WRITTEN INSTRUCTION: Find the lines containing the word "which" and copy every one of them.

* BEGIN *

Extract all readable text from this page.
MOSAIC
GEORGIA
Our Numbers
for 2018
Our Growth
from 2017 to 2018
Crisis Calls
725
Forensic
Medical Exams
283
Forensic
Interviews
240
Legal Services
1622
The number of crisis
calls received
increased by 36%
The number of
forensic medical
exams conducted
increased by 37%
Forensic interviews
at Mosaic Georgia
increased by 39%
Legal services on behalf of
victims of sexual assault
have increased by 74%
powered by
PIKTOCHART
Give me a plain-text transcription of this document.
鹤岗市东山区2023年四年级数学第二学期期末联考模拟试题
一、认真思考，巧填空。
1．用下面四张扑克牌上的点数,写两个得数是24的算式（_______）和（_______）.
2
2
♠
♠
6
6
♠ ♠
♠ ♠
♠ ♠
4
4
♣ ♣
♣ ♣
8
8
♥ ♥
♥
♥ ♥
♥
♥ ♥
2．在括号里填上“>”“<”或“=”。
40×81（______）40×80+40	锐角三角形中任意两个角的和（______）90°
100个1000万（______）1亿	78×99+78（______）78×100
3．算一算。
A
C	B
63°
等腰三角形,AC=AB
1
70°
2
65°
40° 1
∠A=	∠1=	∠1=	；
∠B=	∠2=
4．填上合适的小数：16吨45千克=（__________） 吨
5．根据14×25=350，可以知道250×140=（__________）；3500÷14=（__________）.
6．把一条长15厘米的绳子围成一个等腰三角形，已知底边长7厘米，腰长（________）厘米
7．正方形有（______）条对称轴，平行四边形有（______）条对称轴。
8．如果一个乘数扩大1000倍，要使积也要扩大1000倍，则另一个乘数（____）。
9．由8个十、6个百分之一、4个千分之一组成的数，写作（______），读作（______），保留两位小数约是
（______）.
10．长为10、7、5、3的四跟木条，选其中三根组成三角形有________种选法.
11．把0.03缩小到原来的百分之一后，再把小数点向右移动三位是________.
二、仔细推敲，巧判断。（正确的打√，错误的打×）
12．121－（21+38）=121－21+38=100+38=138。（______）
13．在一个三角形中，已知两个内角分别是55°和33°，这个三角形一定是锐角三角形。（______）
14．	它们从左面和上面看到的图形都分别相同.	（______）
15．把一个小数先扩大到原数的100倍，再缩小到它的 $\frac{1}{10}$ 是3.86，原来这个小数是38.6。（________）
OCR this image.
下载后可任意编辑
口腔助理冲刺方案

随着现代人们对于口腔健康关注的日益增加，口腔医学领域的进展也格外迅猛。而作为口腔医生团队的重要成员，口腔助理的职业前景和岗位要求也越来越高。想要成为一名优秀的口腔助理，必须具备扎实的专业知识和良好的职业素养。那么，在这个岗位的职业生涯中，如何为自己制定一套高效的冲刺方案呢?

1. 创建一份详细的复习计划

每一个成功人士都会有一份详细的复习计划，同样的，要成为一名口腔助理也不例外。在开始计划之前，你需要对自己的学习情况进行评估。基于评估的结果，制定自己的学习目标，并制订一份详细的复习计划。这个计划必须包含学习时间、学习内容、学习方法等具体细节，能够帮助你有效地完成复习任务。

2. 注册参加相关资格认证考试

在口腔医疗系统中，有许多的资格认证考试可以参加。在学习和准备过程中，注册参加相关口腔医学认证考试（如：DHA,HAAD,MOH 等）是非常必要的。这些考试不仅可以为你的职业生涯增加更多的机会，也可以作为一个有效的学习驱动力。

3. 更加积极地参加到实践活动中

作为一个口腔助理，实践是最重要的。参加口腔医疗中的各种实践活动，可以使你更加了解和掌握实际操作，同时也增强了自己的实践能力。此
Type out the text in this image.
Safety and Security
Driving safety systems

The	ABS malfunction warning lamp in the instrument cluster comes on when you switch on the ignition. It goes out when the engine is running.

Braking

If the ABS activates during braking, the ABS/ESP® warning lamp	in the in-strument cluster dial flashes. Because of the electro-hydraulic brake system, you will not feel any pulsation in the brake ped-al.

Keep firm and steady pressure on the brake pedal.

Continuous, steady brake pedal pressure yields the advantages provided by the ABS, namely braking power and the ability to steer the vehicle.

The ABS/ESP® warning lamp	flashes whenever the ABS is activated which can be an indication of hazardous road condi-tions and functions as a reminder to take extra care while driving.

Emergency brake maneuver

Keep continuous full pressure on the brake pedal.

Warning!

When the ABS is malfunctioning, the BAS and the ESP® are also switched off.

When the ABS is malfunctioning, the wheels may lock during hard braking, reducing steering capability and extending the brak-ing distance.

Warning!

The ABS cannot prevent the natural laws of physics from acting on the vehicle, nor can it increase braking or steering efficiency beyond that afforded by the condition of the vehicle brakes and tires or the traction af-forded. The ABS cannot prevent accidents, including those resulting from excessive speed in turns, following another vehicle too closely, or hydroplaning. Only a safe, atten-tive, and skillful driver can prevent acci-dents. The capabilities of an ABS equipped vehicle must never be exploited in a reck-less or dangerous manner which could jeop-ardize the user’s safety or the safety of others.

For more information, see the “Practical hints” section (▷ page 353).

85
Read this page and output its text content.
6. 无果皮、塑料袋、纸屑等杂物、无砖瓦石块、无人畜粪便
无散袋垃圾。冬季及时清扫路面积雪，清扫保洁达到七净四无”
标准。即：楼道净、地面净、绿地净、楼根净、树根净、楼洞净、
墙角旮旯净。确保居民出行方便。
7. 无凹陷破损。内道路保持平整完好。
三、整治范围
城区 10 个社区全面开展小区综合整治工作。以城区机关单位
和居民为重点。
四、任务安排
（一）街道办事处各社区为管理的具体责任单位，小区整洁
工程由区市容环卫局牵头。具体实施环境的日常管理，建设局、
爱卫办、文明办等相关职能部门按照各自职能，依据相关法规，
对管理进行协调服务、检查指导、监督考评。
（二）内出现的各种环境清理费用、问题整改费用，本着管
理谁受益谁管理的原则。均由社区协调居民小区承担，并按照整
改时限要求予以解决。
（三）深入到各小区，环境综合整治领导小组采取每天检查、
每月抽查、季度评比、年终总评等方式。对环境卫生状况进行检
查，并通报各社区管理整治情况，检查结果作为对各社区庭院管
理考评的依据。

* END *

RESPONSE BELOW:
The ABS/ESP® warning lamp	flashes whenever the ABS is activated which can be an indication of hazardous road condi-tions and functions as a reminder to take extra care while driving.
The ABS cannot prevent the natural laws of physics from acting on the vehicle, nor can it increase braking or steering efficiency beyond that afforded by the condition of the vehicle brakes and tires or the traction af-forded. The ABS cannot prevent accidents, including those resulting from excessive speed in turns, following another vehicle too closely, or hydroplaning. Only a safe, atten-tive, and skillful driver can prevent acci-dents. The capabilities of an ABS equipped vehicle must never be exploited in a reck-less or dangerous manner which could jeop-ardize the user’s safety or the safety of others.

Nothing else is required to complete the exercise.